**To be done:**
Write out all of the data without omission, exactly as shown.

- - - -

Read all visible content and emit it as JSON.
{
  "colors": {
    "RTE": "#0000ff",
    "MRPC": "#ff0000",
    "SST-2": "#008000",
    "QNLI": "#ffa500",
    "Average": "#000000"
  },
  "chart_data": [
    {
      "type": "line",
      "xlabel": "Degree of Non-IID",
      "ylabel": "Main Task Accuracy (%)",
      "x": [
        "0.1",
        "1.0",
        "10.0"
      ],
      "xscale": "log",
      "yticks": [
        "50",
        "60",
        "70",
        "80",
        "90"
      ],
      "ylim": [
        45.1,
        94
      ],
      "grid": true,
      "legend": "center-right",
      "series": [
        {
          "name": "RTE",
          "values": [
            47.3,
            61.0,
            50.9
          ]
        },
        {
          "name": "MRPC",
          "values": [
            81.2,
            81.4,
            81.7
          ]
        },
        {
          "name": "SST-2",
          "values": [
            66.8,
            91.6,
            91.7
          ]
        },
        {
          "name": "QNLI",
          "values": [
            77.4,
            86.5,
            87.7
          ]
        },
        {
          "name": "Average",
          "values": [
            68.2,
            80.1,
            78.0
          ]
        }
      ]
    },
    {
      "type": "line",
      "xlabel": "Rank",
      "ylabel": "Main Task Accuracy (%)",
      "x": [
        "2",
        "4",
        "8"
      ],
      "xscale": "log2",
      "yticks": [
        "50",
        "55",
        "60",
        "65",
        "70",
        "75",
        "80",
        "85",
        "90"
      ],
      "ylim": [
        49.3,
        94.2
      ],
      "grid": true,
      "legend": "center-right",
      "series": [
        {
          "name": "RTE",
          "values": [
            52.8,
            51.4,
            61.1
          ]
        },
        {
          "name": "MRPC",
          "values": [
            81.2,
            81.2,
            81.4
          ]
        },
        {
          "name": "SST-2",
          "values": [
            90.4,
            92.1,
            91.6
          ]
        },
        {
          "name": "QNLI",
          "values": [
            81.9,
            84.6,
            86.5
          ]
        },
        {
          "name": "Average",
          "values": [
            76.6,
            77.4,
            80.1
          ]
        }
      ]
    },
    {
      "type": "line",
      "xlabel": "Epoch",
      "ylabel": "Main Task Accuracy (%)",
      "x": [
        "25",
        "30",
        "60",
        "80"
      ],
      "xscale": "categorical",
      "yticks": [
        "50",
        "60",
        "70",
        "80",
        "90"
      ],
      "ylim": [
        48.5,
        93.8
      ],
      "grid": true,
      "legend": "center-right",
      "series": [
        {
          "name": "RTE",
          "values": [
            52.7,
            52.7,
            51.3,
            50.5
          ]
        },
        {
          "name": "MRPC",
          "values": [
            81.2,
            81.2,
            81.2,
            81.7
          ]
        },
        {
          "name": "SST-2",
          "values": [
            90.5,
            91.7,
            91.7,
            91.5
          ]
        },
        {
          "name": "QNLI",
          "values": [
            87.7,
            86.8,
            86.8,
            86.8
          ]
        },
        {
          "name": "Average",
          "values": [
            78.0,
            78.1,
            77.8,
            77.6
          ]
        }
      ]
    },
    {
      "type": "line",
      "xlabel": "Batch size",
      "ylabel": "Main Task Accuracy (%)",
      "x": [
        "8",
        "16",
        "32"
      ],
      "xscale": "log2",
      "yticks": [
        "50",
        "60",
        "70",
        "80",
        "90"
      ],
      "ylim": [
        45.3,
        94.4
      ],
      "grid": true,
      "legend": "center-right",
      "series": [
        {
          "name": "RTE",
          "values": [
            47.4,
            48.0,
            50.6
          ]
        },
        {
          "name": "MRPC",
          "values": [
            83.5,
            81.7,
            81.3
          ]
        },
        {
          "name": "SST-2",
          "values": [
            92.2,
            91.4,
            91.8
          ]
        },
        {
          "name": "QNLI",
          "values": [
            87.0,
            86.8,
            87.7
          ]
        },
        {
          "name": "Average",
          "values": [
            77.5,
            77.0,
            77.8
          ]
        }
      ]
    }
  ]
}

- - - -

**Task solution:**
Read all visible content and emit it as JSON.
{
  "colors": {
    "RTE": "#0000ff",
    "MRPC": "#ff0000",
    "SST-2": "#008000",
    "QNLI": "#ffa500",
    "Average": "#000000"
  },
  "chart_data": [
    {
      "type": "line",
      "xlabel": "Degree of Non-IID",
      "ylabel": "Main Task Accuracy (%)",
      "x": [
        "0.1",
        "1.0",
        "10.0"
      ],
      "xscale": "log",
      "yticks": [
        "50",
        "60",
        "70",
        "80",
        "90"
      ],
      "ylim": [
        45.1,
        94
      ],
      "grid": true,
      "legend": "center-right",
      "series": [
        {
          "name": "RTE",
          "values": [
            47.3,
            61.0,
            50.9
          ]
        },
        {
          "name": "MRPC",
          "values": [
            81.2,
            81.4,
            81.7
          ]
        },
        {
          "name": "SST-2",
          "values": [
            66.8,
            91.6,
            91.7
          ]
        },
        {
          "name": "QNLI",
          "values": [
            77.4,
            86.5,
            87.7
          ]
        },
        {
          "name": "Average",
          "values": [
            68.2,
            80.1,
            78.0
          ]
        }
      ]
    },
    {
      "type": "line",
      "xlabel": "Rank",
      "ylabel": "Main Task Accuracy (%)",
      "x": [
        "2",
        "4",
        "8"
      ],
      "xscale": "log2",
      "yticks": [
        "50",
        "55",
        "60",
        "65",
        "70",
        "75",
        "80",
        "85",
        "90"
      ],
      "ylim": [
        49.3,
        94.2
      ],
      "grid": true,
      "legend": "center-right",
      "series": [
        {
          "name": "RTE",
          "values": [
            52.8,
            51.4,
            61.1
          ]
        },
        {
          "name": "MRPC",
          "values": [
            81.2,
            81.2,
            81.4
          ]
        },
        {
          "name": "SST-2",
          "values": [
            90.4,
            92.1,
            91.6
          ]
        },
        {
          "name": "QNLI",
          "values": [
            81.9,
            84.6,
            86.5
          ]
        },
        {
          "name": "Average",
          "values": [
            76.6,
            77.4,
            80.1
          ]
        }
      ]
    },
    {
      "type": "line",
      "xlabel": "Epoch",
      "ylabel": "Main Task Accuracy (%)",
      "x": [
        "25",
        "30",
        "60",
        "80"
      ],
      "xscale": "categorical",
      "yticks": [
        "50",
        "60",
        "70",
        "80",
        "90"
      ],
      "ylim": [
        48.5,
        93.8
      ],
      "grid": true,
      "legend": "center-right",
      "series": [
        {
          "name": "RTE",
          "values": [
            52.7,
            52.7,
            51.3,
            50.5
          ]
        },
        {
          "name": "MRPC",
          "values": [
            81.2,
            81.2,
            81.2,
            81.7
          ]
        },
        {
          "name": "SST-2",
          "values": [
            90.5,
            91.7,
            91.7,
            91.5
          ]
        },
        {
          "name": "QNLI",
          "values": [
            87.7,
            86.8,
            86.8,
            86.8
          ]
        },
        {
          "name": "Average",
          "values": [
            78.0,
            78.1,
            77.8,
            77.6
          ]
        }
      ]
    },
    {
      "type": "line",
      "xlabel": "Batch size",
      "ylabel": "Main Task Accuracy (%)",
      "x": [
        "8",
        "16",
        "32"
      ],
      "xscale": "log2",
      "yticks": [
        "50",
        "60",
        "70",
        "80",
        "90"
      ],
      "ylim": [
        45.3,
        94.4
      ],
      "grid": true,
      "legend": "center-right",
      "series": [
        {
          "name": "RTE",
          "values": [
            47.4,
            48.0,
            50.6
          ]
        },
        {
          "name": "MRPC",
          "values": [
            83.5,
            81.7,
            81.3
          ]
        },
        {
          "name": "SST-2",
          "values": [
            92.2,
            91.4,
            91.8
          ]
        },
        {
          "name": "QNLI",
          "values": [
            87.0,
            86.8,
            87.7
          ]
        },
        {
          "name": "Average",
          "values": [
            77.5,
            77.0,
            77.8
          ]
        }
      ]
    }
  ]
}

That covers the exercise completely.